# [GIVEN DATA]
========================================

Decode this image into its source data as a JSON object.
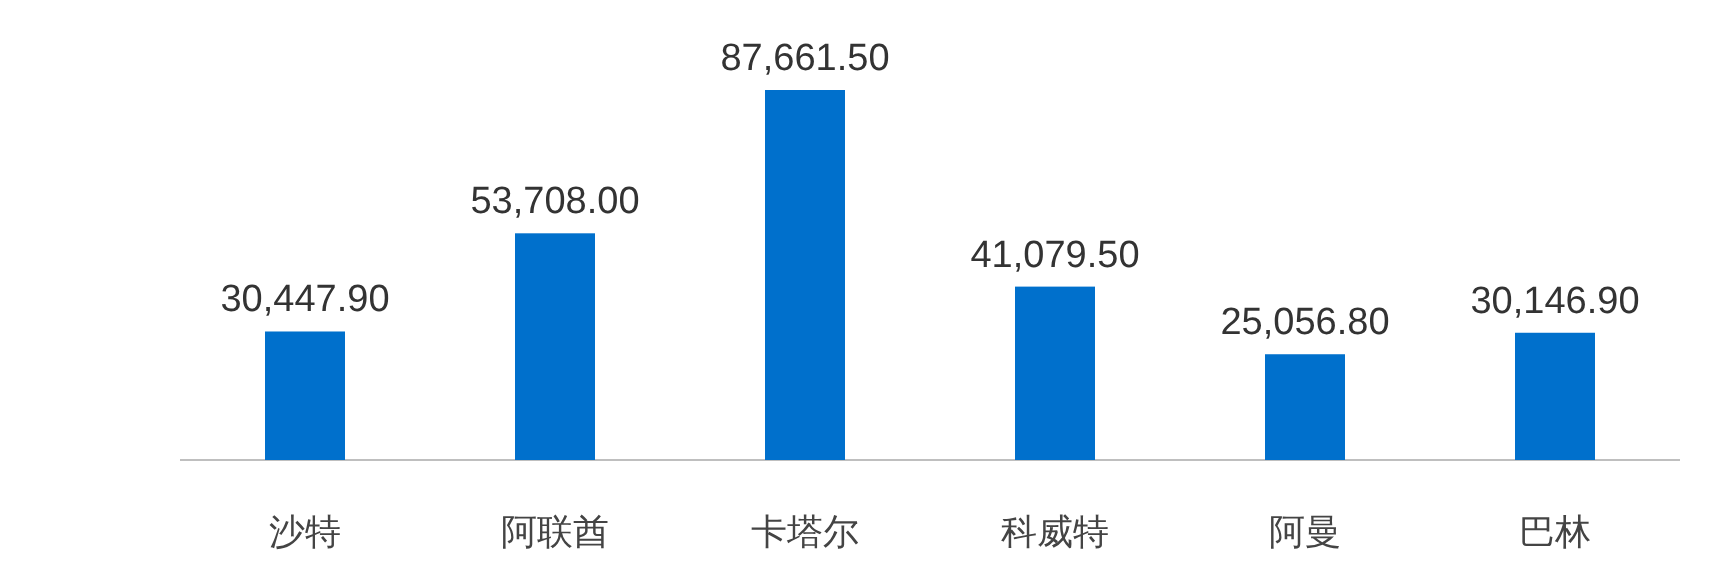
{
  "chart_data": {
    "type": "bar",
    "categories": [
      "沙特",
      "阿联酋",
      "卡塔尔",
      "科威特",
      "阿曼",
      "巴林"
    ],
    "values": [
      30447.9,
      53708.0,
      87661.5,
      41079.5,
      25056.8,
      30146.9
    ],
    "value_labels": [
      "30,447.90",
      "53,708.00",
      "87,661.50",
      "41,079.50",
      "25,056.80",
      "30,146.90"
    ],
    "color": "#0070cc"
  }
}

========================================

# [CHALLENGE]
Copy the material shown above in full and exactly. Skip the pictures.

# [RESULT OF THIS EXERCISE]
Decode this image into its source data as a JSON object.
{
  "chart_data": {
    "type": "bar",
    "categories": [
      "沙特",
      "阿联酋",
      "卡塔尔",
      "科威特",
      "阿曼",
      "巴林"
    ],
    "values": [
      30447.9,
      53708.0,
      87661.5,
      41079.5,
      25056.8,
      30146.9
    ],
    "value_labels": [
      "30,447.90",
      "53,708.00",
      "87,661.50",
      "41,079.50",
      "25,056.80",
      "30,146.90"
    ],
    "color": "#0070cc"
  }
}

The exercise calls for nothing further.